=== GIVEN REQUEST ===
Tell how many lines in the data below hold the string "person"; give nothing but the number.

[Stored entries]
────────────────

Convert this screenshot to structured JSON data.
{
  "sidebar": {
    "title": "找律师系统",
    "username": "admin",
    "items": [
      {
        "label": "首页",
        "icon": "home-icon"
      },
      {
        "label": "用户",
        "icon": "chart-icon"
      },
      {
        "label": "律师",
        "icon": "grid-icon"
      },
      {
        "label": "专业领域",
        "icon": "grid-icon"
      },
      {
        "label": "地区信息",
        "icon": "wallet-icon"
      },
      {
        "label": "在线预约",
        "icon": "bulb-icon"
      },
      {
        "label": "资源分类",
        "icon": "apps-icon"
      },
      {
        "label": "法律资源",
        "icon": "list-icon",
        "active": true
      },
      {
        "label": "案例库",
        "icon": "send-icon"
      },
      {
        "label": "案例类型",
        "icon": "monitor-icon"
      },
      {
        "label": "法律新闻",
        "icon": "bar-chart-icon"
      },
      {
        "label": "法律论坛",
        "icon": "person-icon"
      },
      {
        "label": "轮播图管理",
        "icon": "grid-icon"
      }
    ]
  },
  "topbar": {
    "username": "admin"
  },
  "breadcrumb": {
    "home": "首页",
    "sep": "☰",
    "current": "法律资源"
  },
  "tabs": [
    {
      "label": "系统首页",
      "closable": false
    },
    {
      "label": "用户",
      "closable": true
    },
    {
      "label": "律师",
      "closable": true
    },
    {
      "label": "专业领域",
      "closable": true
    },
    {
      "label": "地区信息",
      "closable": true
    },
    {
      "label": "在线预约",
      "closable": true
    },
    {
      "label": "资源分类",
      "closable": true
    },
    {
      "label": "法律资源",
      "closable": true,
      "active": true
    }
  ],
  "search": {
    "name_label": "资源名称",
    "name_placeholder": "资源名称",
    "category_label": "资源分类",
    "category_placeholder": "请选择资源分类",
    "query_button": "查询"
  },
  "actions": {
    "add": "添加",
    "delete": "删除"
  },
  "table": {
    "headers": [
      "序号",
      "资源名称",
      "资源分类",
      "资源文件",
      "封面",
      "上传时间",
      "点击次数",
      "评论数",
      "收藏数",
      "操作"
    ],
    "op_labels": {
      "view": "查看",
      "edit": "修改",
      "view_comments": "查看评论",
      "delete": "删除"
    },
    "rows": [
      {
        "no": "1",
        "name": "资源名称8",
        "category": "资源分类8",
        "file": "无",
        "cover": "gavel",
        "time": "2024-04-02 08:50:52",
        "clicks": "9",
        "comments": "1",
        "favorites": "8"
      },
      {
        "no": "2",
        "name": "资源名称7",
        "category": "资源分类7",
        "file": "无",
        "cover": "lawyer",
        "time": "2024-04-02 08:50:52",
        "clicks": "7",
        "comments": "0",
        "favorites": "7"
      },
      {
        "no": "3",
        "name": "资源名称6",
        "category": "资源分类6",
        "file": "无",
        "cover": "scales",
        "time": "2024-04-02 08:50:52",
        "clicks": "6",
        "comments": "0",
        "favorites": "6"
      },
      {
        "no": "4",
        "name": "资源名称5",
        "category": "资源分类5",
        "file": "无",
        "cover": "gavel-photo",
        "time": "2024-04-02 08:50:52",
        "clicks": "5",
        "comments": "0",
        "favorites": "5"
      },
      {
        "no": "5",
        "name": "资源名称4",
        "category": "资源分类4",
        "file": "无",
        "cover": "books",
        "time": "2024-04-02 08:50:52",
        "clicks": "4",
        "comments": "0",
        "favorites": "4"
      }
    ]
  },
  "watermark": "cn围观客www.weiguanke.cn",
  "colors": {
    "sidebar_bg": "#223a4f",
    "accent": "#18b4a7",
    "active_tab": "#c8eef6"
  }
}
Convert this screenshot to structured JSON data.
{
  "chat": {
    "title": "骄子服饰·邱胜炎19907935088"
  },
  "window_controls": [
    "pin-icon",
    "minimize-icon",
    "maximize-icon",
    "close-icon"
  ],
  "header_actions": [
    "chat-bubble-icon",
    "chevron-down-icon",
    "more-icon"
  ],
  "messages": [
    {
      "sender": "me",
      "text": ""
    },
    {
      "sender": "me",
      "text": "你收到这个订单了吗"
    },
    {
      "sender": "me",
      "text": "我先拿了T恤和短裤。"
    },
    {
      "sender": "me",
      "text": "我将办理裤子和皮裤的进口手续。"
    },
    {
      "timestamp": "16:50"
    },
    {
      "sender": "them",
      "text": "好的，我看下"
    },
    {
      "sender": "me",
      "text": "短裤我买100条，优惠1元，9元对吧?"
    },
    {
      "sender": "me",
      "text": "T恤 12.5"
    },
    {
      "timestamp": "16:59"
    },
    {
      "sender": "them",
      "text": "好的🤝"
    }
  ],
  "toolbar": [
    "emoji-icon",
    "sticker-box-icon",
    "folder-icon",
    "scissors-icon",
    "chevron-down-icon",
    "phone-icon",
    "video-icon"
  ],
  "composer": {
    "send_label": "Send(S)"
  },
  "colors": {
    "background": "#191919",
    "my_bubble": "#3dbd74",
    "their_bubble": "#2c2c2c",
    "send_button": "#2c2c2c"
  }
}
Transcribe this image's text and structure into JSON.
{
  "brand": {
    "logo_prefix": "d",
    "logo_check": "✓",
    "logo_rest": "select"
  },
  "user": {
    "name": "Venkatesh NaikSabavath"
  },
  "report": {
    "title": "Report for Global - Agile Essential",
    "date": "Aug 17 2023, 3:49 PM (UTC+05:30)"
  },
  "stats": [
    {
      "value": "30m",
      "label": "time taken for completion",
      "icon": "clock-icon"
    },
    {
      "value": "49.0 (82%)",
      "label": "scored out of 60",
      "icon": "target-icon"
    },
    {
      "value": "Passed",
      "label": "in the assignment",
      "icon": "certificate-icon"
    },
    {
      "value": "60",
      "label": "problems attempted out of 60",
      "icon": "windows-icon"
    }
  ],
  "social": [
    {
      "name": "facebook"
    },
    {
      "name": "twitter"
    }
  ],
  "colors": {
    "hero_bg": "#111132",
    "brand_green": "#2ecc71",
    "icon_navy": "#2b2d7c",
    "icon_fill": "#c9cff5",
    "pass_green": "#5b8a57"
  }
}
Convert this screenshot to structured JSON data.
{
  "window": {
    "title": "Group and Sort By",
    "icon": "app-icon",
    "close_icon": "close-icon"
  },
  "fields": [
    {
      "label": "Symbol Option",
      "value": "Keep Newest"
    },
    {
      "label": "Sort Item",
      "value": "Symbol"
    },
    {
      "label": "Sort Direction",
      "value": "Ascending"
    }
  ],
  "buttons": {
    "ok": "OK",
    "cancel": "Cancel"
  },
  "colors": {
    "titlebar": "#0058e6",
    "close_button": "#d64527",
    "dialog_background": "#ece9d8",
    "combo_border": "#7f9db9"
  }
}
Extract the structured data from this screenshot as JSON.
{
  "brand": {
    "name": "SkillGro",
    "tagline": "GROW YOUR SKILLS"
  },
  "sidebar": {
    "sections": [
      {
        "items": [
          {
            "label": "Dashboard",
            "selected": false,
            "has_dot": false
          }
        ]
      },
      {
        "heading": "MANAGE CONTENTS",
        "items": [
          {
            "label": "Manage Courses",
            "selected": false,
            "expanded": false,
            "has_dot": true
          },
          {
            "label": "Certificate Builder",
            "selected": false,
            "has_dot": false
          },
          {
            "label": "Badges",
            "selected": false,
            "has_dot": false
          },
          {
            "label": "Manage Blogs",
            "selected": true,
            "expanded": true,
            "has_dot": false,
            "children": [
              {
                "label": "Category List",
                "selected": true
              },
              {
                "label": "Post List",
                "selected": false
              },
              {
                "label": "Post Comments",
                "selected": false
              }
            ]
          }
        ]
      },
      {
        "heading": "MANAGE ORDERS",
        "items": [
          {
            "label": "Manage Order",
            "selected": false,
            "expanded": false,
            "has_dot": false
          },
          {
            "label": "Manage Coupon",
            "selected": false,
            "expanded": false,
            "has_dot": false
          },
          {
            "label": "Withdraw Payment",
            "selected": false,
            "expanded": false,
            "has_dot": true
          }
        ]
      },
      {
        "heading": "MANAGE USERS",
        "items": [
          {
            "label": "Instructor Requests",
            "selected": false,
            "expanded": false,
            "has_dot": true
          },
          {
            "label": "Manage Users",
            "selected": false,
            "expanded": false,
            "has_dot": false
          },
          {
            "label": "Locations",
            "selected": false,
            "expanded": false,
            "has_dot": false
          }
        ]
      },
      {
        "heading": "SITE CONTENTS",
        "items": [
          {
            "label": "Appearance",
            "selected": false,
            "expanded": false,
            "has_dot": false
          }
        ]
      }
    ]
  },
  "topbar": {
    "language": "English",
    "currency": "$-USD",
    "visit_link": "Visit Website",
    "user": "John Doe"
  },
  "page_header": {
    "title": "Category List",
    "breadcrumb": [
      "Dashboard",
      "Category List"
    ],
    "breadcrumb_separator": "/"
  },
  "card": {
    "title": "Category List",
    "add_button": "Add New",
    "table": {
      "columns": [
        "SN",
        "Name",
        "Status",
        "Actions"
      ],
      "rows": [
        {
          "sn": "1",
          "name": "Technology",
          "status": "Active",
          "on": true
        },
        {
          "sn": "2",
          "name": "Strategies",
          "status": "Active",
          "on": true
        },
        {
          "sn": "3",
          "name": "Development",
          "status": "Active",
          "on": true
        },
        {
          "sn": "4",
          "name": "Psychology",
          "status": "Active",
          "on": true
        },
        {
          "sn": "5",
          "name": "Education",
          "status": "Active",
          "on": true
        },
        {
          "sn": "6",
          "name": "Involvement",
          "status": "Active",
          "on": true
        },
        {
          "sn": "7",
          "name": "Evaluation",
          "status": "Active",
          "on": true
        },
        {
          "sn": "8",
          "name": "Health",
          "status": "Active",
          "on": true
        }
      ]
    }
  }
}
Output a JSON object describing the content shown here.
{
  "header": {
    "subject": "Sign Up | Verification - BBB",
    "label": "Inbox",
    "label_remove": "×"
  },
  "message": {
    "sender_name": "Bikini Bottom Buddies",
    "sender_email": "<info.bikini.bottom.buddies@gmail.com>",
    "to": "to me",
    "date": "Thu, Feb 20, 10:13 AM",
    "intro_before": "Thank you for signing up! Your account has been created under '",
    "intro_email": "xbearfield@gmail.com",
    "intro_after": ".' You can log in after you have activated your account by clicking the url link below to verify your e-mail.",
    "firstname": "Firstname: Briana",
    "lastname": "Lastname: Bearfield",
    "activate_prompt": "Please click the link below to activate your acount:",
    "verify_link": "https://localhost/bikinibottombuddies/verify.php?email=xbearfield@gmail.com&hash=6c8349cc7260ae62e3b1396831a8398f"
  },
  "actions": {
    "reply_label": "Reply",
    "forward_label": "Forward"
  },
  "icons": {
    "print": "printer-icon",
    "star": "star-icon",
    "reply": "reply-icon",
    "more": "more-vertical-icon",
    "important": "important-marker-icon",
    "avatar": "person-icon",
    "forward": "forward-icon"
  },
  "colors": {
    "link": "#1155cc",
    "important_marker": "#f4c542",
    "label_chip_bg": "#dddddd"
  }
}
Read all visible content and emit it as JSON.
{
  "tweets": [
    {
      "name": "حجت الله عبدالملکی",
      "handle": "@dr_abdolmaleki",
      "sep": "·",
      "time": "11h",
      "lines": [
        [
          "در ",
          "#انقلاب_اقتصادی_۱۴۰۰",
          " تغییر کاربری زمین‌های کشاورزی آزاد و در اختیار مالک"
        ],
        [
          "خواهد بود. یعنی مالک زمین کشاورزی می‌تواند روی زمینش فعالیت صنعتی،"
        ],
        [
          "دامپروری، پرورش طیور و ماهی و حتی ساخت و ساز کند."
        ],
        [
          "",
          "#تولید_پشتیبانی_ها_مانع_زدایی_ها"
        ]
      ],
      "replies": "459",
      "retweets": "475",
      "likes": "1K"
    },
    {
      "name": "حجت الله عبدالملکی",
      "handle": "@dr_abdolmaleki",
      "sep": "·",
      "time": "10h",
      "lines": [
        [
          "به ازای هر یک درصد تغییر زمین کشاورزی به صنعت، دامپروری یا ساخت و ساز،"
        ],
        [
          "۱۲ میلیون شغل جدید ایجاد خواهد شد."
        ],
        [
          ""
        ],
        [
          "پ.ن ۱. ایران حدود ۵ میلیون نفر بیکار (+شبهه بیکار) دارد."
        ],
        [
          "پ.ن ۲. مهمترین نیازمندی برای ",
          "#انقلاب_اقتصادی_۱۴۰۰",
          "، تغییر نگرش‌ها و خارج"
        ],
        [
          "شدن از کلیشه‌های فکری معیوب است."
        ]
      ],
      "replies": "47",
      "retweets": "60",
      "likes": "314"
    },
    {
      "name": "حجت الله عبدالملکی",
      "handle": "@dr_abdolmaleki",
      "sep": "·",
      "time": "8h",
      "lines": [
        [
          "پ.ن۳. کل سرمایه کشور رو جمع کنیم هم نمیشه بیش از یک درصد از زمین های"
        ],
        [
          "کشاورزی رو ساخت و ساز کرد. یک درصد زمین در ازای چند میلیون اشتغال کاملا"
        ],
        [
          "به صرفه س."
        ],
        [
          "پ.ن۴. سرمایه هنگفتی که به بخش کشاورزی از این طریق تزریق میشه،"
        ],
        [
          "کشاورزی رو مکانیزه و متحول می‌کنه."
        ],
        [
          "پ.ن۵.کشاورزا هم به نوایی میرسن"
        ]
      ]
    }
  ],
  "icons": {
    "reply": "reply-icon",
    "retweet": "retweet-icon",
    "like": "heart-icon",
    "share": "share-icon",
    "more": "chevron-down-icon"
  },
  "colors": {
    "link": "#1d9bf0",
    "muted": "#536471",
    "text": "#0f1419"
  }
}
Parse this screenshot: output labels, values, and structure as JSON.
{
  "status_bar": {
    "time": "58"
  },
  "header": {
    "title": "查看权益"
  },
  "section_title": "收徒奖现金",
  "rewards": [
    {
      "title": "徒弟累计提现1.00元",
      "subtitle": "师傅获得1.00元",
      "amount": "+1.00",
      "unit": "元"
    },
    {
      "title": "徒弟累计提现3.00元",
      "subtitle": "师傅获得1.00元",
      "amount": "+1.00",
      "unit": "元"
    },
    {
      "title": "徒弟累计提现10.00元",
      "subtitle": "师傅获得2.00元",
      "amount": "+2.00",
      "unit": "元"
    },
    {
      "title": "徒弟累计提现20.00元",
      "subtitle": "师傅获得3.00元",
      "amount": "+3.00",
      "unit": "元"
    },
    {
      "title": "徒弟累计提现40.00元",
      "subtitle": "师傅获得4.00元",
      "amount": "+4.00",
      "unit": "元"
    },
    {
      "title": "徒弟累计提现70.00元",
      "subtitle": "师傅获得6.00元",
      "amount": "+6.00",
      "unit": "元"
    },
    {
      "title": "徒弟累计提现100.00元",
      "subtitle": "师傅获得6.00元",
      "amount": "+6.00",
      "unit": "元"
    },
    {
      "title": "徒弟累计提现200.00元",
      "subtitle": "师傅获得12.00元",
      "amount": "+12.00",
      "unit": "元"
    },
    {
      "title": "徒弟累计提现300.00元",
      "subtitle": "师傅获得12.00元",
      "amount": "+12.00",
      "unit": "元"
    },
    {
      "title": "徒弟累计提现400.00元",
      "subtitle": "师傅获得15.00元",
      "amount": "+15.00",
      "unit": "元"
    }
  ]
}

────────────────

=== OUTPUT FOR THIS TASK ===
2